* **Given task**
From the entries below, tally how many lines contain "screenshot" and report only that figure.
********************
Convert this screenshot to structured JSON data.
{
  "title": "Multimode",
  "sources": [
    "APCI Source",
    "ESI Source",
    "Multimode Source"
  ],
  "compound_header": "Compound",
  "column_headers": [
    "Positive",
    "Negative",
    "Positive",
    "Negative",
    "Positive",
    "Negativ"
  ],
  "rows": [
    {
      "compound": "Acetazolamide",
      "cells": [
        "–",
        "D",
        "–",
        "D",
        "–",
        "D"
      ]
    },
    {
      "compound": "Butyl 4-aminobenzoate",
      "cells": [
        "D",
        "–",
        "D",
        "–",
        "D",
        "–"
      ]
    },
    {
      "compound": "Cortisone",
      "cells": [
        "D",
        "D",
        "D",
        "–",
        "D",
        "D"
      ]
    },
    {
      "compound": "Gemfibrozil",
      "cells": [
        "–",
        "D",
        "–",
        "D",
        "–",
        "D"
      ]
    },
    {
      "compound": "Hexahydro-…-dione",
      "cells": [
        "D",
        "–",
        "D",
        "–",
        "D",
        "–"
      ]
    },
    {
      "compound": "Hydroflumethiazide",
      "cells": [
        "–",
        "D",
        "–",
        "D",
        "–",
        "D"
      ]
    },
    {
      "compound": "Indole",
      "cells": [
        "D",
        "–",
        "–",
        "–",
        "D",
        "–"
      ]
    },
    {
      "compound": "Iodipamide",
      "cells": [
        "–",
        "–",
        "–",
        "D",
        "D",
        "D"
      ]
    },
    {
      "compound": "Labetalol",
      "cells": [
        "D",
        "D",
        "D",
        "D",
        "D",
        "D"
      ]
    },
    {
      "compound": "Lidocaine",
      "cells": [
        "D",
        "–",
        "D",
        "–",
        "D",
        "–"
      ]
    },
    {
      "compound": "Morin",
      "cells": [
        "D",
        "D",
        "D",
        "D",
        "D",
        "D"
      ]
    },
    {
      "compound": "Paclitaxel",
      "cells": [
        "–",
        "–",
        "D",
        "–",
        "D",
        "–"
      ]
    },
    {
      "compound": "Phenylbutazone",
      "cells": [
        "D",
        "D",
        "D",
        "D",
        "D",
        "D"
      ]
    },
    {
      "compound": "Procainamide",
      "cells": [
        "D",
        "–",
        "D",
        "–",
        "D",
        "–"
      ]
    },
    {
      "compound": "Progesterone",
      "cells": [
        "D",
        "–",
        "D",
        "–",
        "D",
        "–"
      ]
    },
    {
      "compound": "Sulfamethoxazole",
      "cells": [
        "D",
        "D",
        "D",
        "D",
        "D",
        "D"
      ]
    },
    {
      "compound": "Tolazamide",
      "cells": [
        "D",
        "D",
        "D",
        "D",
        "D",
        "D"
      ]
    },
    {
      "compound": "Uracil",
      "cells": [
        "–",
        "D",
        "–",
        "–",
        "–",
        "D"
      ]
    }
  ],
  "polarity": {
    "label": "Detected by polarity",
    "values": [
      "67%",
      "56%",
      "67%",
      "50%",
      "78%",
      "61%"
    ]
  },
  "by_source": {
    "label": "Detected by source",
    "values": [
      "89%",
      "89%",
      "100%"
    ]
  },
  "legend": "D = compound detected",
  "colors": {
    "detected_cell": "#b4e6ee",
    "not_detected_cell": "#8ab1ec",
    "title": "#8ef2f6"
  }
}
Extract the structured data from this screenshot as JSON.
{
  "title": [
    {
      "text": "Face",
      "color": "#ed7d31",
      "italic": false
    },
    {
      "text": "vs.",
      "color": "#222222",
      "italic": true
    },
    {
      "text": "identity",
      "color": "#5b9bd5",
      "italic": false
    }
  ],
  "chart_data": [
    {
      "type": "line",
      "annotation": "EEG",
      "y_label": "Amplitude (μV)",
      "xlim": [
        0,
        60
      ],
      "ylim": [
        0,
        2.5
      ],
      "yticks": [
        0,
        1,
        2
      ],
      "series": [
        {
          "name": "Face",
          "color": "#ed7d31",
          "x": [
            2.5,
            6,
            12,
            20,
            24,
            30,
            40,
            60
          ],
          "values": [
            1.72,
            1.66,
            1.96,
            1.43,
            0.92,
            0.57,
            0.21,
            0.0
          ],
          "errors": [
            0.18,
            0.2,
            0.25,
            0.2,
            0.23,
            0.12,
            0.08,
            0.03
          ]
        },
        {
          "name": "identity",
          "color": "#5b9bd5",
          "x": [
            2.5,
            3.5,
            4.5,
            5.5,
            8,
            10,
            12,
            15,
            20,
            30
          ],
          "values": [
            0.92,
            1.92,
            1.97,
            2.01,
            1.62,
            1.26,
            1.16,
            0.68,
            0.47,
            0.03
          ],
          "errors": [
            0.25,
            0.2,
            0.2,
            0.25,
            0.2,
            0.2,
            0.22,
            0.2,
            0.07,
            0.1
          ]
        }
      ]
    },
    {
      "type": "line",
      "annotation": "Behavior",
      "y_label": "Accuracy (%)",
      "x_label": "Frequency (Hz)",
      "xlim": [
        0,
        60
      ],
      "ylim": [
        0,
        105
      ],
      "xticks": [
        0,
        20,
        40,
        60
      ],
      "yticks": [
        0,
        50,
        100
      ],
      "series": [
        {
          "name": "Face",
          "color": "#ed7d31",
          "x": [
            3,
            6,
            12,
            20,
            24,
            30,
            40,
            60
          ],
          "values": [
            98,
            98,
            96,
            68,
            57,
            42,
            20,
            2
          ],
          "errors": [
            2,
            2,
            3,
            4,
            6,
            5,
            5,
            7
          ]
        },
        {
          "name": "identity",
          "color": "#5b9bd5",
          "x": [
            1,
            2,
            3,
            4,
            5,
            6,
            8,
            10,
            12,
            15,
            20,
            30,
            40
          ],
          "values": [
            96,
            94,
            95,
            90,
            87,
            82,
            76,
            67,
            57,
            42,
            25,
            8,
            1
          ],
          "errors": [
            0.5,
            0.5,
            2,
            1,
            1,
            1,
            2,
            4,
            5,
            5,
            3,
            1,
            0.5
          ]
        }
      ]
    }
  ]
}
********************
* **Task solution**
2